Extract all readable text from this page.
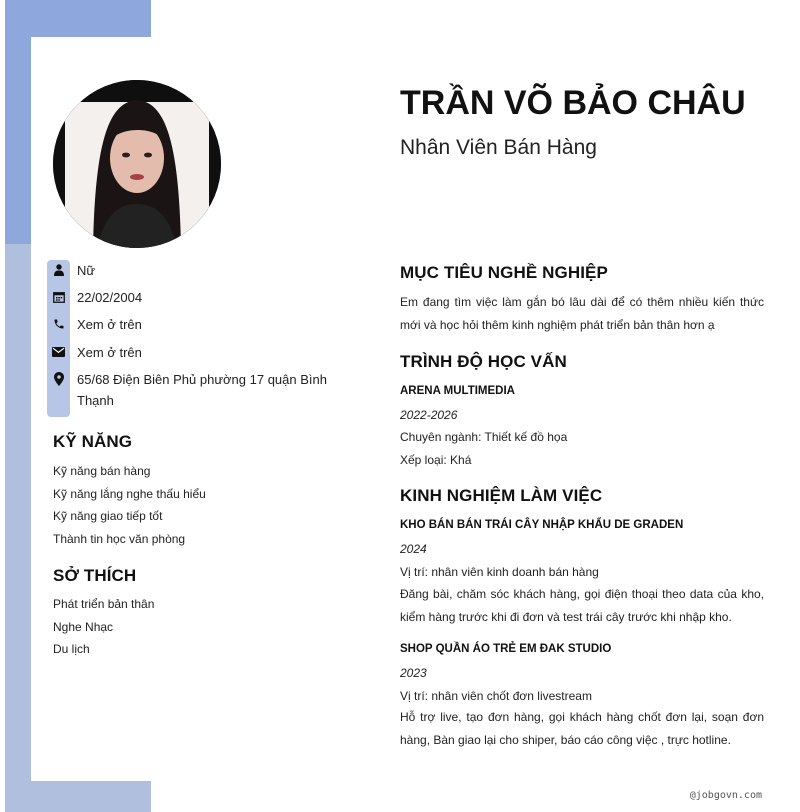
TRẦN VÕ BẢO CHÂU
Nhân Viên Bán Hàng
Nữ
22/02/2004
Xem ở trên
Xem ở trên
65/68 Điện Biên Phủ phường 17 quận Bình Thạnh
KỸ NĂNG
Kỹ năng bán hàng
Kỹ năng lắng nghe thấu hiểu
Kỹ năng giao tiếp tốt
Thành tin học văn phòng
SỞ THÍCH
Phát triển bản thân
Nghe Nhạc
Du lịch
MỤC TIÊU NGHỀ NGHIỆP
Em đang tìm việc làm gắn bó lâu dài để có thêm nhiều kiến thức mới và học hỏi thêm kinh nghiệm phát triển bản thân hơn ạ
TRÌNH ĐỘ HỌC VẤN
ARENA MULTIMEDIA
2022-2026
Chuyên ngành: Thiết kế đồ họa
Xếp loại: Khá
KINH NGHIỆM LÀM VIỆC
KHO BÁN BÁN TRÁI CÂY NHẬP KHẨU DE GRADEN
2024
Vị trí: nhân viên kinh doanh bán hàng
Đăng bài, chăm sóc khách hàng, gọi điện thoại theo data của kho, kiểm hàng trước khi đi đơn và test trái cây trước khi nhập kho.
SHOP QUẦN ÁO TRẺ EM ĐAK STUDIO
2023
Vị trí: nhân viên chốt đơn livestream
Hỗ trợ live, tạo đơn hàng, gọi khách hàng chốt đơn lại, soạn đơn hàng, Bàn giao lại cho shiper, báo cáo công việc , trực hotline.
@jobgovn.com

········

What the task requires = Print out the material word for word, omitting the pictures.

Answer for the task =
Extract all readable text from this page.
TRẦN VÕ BẢO CHÂU
Nhân Viên Bán Hàng
Nữ
22/02/2004
Xem ở trên
Xem ở trên
65/68 Điện Biên Phủ phường 17 quận Bình Thạnh
KỸ NĂNG
Kỹ năng bán hàng
Kỹ năng lắng nghe thấu hiểu
Kỹ năng giao tiếp tốt
Thành tin học văn phòng
SỞ THÍCH
Phát triển bản thân
Nghe Nhạc
Du lịch
MỤC TIÊU NGHỀ NGHIỆP
Em đang tìm việc làm gắn bó lâu dài để có thêm nhiều kiến thức mới và học hỏi thêm kinh nghiệm phát triển bản thân hơn ạ
TRÌNH ĐỘ HỌC VẤN
ARENA MULTIMEDIA
2022-2026
Chuyên ngành: Thiết kế đồ họa
Xếp loại: Khá
KINH NGHIỆM LÀM VIỆC
KHO BÁN BÁN TRÁI CÂY NHẬP KHẨU DE GRADEN
2024
Vị trí: nhân viên kinh doanh bán hàng
Đăng bài, chăm sóc khách hàng, gọi điện thoại theo data của kho, kiểm hàng trước khi đi đơn và test trái cây trước khi nhập kho.
SHOP QUẦN ÁO TRẺ EM ĐAK STUDIO
2023
Vị trí: nhân viên chốt đơn livestream
Hỗ trợ live, tạo đơn hàng, gọi khách hàng chốt đơn lại, soạn đơn hàng, Bàn giao lại cho shiper, báo cáo công việc , trực hotline.
@jobgovn.com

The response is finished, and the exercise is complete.